- **Source passage**
Former president of Botswana Lt.General Dr Seretse Khama Ian Khama has called for greater participation of local communities in tourism such that there is greater benefit for all stakeholders.Khama who is an avid lover of wildlife and tourism was officiating at the 2018 Global Sustainable Tourism Council Conference in Maun this past week.
“The need for a symbiotic relationship between host communities and the tourism product offering needs close attention at global level.It is therefore pleasing to note that this forms part of priority areas.The United Nations World Tourism Organization in its tourism also emphasize the importance of ensuring tourism value derivation does not ignore other national interests. I therefore challenge you to give careful attention to ensuring that a balance is established between sectors of the economy if we are to have communities embracing tourism,”said Khama.
He further said failure to ensure that local communities ripe some rewards from the tourism sector can lead up to some negativities. “Attitudes torward tourism could become negative over time as tourism development increases and host communities perceive such development as not beneficial to them. This may result on product defacing, animosity towards visitors and general resistance to tourism advancement. Therefore there is a need to develop policies and framework that will ensure that tourism development benefits both the entrepreneur ,the nation and communities,”Khama explained.

[Stored items from a collection]

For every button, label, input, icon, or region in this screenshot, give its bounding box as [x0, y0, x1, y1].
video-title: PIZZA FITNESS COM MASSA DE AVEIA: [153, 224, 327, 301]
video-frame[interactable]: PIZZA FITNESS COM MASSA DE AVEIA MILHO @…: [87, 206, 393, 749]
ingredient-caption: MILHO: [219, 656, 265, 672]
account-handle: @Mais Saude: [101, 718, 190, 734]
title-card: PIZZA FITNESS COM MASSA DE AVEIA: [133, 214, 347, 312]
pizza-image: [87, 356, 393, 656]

- **Questions on the material**
- 1) Translate this sentence from the article on Khama's tourism remarks into French: "Khama who is an avid lover of wildlife and tourism was officiating at the 2018 Global Sustainable Tourism Council Conference in Maun this past week."
- 2) Swap "stakeholders" for "parties" in the article on Khama's tourism remarks, starting at "Former president of" and ending at "this past week.".
- 3) Supply the next part of the news article about Khama's call for community participation in tourism, carrying on from its final sentence.

- **Expected outputs**
- 1) Khama, grand passionné de la faune et du tourisme, a officié lors de la conférence 2018 du Global Sustainable Tourism Council à Maun la semaine dernière.

- 2)
Former president of Botswana Lt.General Dr Seretse Khama Ian Khama has called for greater participation of local communities in tourism such that there is greater benefit for all parties.Khama who is an avid lover of wildlife and tourism was officiating at the 2018 Global Sustainable Tourism Council Conference in Maun this past week.

- 3)
As tourism attracts a lot of visitors from across the world, Khama said this might put too much pressure on the available services and infrastructure which may lead to communities having the perception that tourism outweighs its benefits. “An increase in tourism always carries the risk of harming the very attribute that attracts visitors in the first place. For example, roads,airports, water supplies and public services. This would then lead to a perception by communities that the inconvenience from tourism out weighs its benefits, eventually leading to conflict particularly with conservationists. Therefore proper planning is key at early stages of tourism development,”he said.
In Maun and surrounding areas most of the tourism business starting from hotels and safaris businesss are mostly owned by foreigners with locals running a little of those enterprises.The issue of communities around tourist attraction areas being left out was brought forward to Botswana Tourism Organisation Executive Marketing Manager Jillian Blackbeard who said, “We can’t determine prizes of the private sector because in most cases people complain about fees. But the question is how many Batswana do travel? What I can only say is that we have failed Batswana when it comes to communication but I do believe that once we avail all the information to them they will start travelling because they will realise how cheap it is,”said Blackbeard.